### SOURCE DOCUMENT
The Martian is Guilty of Whitewashing
Last Thursday the Media Action Network For Asian-Americans [MANAA] issued a statement criticizing director Ridley Scott for the whitewashing of Asian roles in his film The Martian. Their judgements are twofold, namely citing that:
- NASA’s director of Mars operations Dr. Venkat Kapoor as an Asian-Indian character who identifies religiously as being “a Hindu.” The group pointed out that in Scott’s film, his name is changed to Vincent Kapoor, and he’s played by British black actor Chiwetel Ejiofor, who says his father was “a Hindu” but that his mother was “Baptist.”
- Mindy Park, described by Weir as Korean-American, is played in the movie by Mackenzie Davis, a white, blonde actress.
Now I wish I could proceed on to the rest of this blog post, but people have asked the question as to whether or not this is, technically, whitewashing. It’s going to take a few paragraphs, but let’s get that out of the way-
Okay, The Martian is Guilty of Racebending/Whitewashing
Let’s start from the very, very, very top. The Wikipedia entry for this can actually be found under “racebending”, with “whitewashing” cited as being  a more archaic term. Their definition of this practice is:
“when the race or ethnicity of a character, in a story, is altered to an ostensibly more ‘palatable’ or ‘profitable’ ethnicity.”
The reason people have been asking the question as to whether or not this did in fact take place is that The Martian is a film adaptation of a novel by author Andy Weir. As such the source material is devoid of any visual aids in regards to the explicit ethnicities of its characters. Weir himself had a number of things to say about this with MTV News at the Toronto International Film Festival where the film debuted [the interview occurred before MANAA’s statement]:
In regards to writing and describing his characters’ ethnicities-
“So unless a physical description is somehow relevant to the plot, OK, you know he’s missing a leg — something like that, but unless it’s like really important to the plot then I don’t physically describe my characters at all.”
“You can imagine them however you like. Like, for instance, the ethnicity of Mark, I never told you.”
In response to criticisms of Chiwetel Ejiofor being cast as Vincent Kapoor-
“He’s an American. Americans come from lots of different sources! You can be Venkat Kapoor and black.”
In response to criticism of Mackenzie Davis being cast as Mindy Park-
“Whatever ethnicity she has, she’s an American and her family has been in America forever, which is why her first name is just Mindy, but her last name is Park. But Park is also a British surname so the casting people [could have] thought Mackenzie Davis looks like someone descended from Brits. And she did a great job! I’m certainly not complaining about anything related to casting.”

### Entries from a dataset

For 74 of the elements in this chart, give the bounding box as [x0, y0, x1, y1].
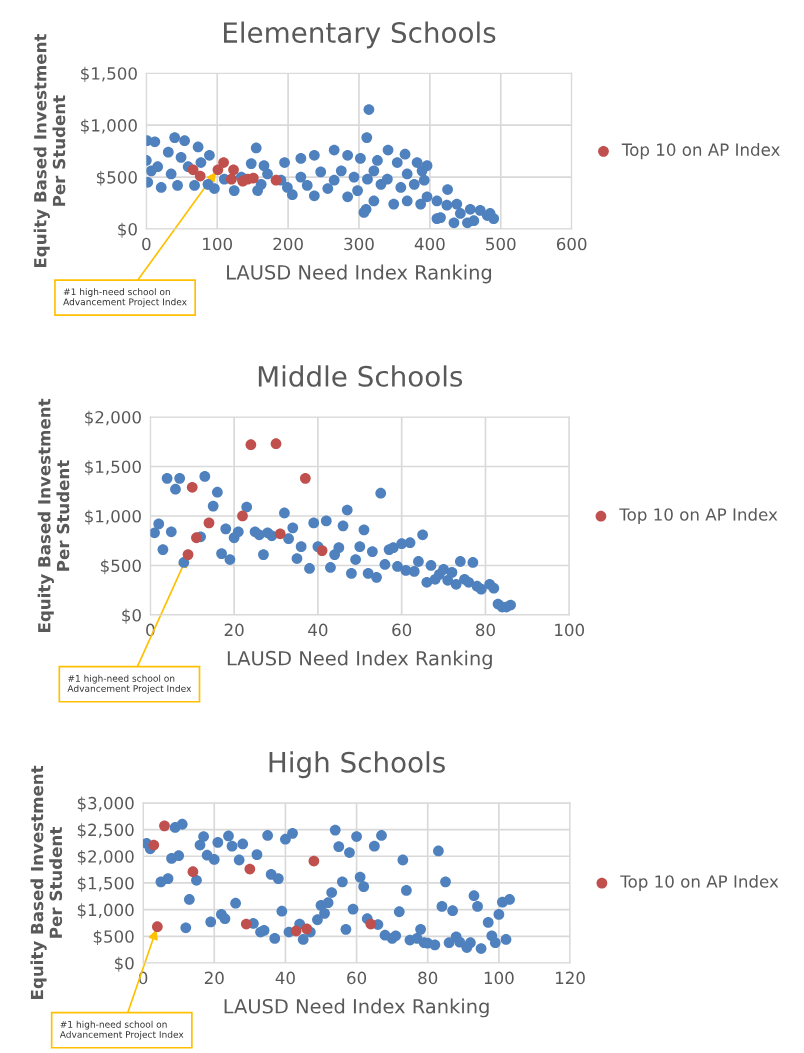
point: [218, 157, 229, 168]
point: [270, 438, 282, 450]
x-tick-label: 100: [555, 623, 585, 637]
point: [186, 481, 198, 493]
point: [203, 517, 215, 529]
x-tick-label: 0: [142, 237, 151, 251]
x-axis-title: LAUSD Need Index Ranking: [227, 264, 492, 284]
x-tick-label: 400: [414, 237, 445, 251]
point: [159, 820, 170, 832]
y-axis-title: Equity Based Investment Per Student: [33, 33, 66, 268]
annotation: #1 high-need school on Advancement Project Index: [67, 674, 192, 694]
legend-label: Top 10 on AP Index: [619, 507, 778, 525]
point: [237, 510, 248, 522]
chart-title: High Schools: [269, 751, 445, 779]
x-tick-label: 500: [486, 237, 516, 251]
point: [299, 472, 311, 484]
y-tick-label: $0: [122, 608, 141, 624]
point: [187, 164, 199, 176]
point: [148, 839, 160, 851]
annotation: #1 high-need school on Advancement Project Index: [63, 288, 187, 308]
x-tick-label: 80: [418, 971, 438, 985]
x-tick-label: 100: [484, 971, 514, 985]
y-tick-label: $1,000: [85, 509, 141, 525]
x-axis-title: LAUSD Need Index Ranking: [224, 998, 489, 1018]
point: [240, 918, 252, 930]
x-tick-label: 40: [275, 971, 295, 985]
x-tick-label: 120: [555, 971, 585, 985]
x-tick-label: 300: [344, 237, 374, 251]
x-tick-label: 60: [347, 971, 367, 985]
legend-label: Top 10 on AP Index: [620, 874, 779, 892]
x-tick-label: 600: [556, 237, 587, 251]
y-tick-label: $500: [96, 170, 137, 186]
point: [316, 545, 328, 556]
y-axis-title: Equity Based Investment Per Student: [30, 765, 63, 999]
point: [274, 528, 286, 540]
chart-title: Middle Schools: [258, 365, 463, 387]
y-tick-label: $2,000: [85, 410, 141, 426]
y-tick-label: $1,000: [81, 118, 137, 134]
point: [245, 439, 257, 451]
x-tick-label: 200: [273, 237, 303, 251]
point: [226, 173, 237, 185]
x-tick-label: 20: [204, 971, 224, 985]
point: [365, 918, 377, 930]
y-tick-label: $1,000: [77, 903, 134, 919]
y-tick-label: $500: [93, 929, 134, 946]
y-tick-label: $1,500: [85, 460, 141, 476]
x-axis-title: LAUSD Need Index Ranking: [227, 650, 492, 670]
y-tick-label: $1,500: [77, 876, 134, 892]
x-tick-label: 40: [308, 623, 328, 637]
y-tick-label: $3,000: [77, 796, 134, 812]
y-tick-label: $2,500: [77, 823, 134, 839]
point: [270, 174, 282, 186]
point: [187, 866, 199, 878]
y-axis-title: Equity Based Investment Per Student: [37, 398, 70, 632]
y-tick-label: $0: [118, 222, 137, 238]
point: [308, 855, 320, 867]
point: [151, 921, 163, 933]
annotation: #1 high-need school on Advancement Project Index: [59, 1020, 184, 1040]
x-tick-label: 60: [392, 623, 412, 637]
y-tick-label: $500: [100, 559, 141, 575]
x-tick-label: 100: [203, 237, 233, 251]
point: [290, 925, 302, 937]
x-tick-label: 20: [224, 623, 244, 637]
point: [244, 863, 256, 875]
legend-label: Top 10 on AP Index: [621, 143, 780, 160]
point: [194, 170, 206, 182]
point: [191, 532, 202, 544]
x-tick-label: 80: [475, 623, 495, 637]
y-tick-label: $0: [114, 956, 134, 972]
point: [228, 164, 239, 176]
chart-title: Elementary Schools: [224, 21, 496, 49]
y-tick-label: $2,000: [77, 849, 134, 866]
y-tick-label: $1,500: [81, 66, 137, 82]
point: [182, 549, 194, 560]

### TASK REQUIREMENTS
[1] Rewrite the blog post on casting in The Martian from "The Martian is Guilty of Whitewashing" up to and including "white, blonde actress.", substituting "the Media Action Network" for "MANAA".
[2] Write the next part of the blog post on casting in The Martian, following on from its final sentence.

### ANSWERS FOR THE EXERCISE
[1]
The Martian is Guilty of Whitewashing
Last Thursday the Media Action Network For Asian-Americans [the Media Action Network] issued a statement criticizing director Ridley Scott for the whitewashing of Asian roles in his film The Martian. Their judgements are twofold, namely citing that:
- NASA’s director of Mars operations Dr. Venkat Kapoor as an Asian-Indian character who identifies religiously as being “a Hindu.” The group pointed out that in Scott’s film, his name is changed to Vincent Kapoor, and he’s played by British black actor Chiwetel Ejiofor, who says his father was “a Hindu” but that his mother was “Baptist.”
- Mindy Park, described by Weir as Korean-American, is played in the movie by Mackenzie Davis, a white, blonde actress.

[2]
While not a direct quote, MTV News also shares how Weir envisioned Park while writing the novel:
“He did admit that he’d always pictured Mindy Park as of Korean lineage, but emphasized again that he had never actually explicitly written her as Korean.”
This is all well and good, but problematic in that it doesn’t jive with an interview that took place in May of this year with the blog domesoph. When asked by blogger Sophie Milam about how he approached writing his extensive cast, Weir responded [emphasis added]:
“I didn’t set out to deliberately balance the crew. For the most part, I just wanted them each to be unique enough for the reader to tell them apart without prompting. It’s a real problem in written fiction. You don’t have the face on-screen or voice being heard to remind the audience who’s who. They need to know it immediately from the name.
So there are no two people on Hermes who are the same demographic. There’s one white American guy (Beck), one Hispanic guy (Martinez), and one German guy (Vogel). There are two women of undefined ethnicity (presumably white) but one of them is the Commander, so you won’t get them confused either. Especially since they all call her ‘Commander’.
So it wasn’t any deliberate attempt at diversity. It was really just a shortcut to making sure the reader knew who was who. You’ll find I pulled the same trick with the NASA characters: Teddy (white guy who is in charge), Mitch (white guy who isn’t in charge), Venkat (Indian), Annie (white woman), Mindy Park (Korean woman), Rich Purnell (African American).”
Now I want to be fair and admit that not every author is [or can be] Alan Moore, who has very publicly denounced all film adaptations of his own work. Weir is currently working on his sophomore novel, with The Martian making up the entirety of his current bibliography. As an author with his first-ever book being adapted by Hollwood, and with the film rumoured to be nabbing an Oscar, there are more reasons against than for when it comes to rocking the boat. So let’s discard what Weir has to say, separate from his novel, completely.
All art is open to interpretation regardless of the creator’s intent, so without Weir’s opinions here’s what we know about the characters:
- “Venkat [not Vincent, as he’s known in the film] Kapoor” is an East Indian name.
- It’s stated within the text that Vincent Kapoor is a Hindu.
- While “Mindy” is ethnically ambiguous, “Park” is the third most common Korean surname. “Park” is also an English and Scottish surname.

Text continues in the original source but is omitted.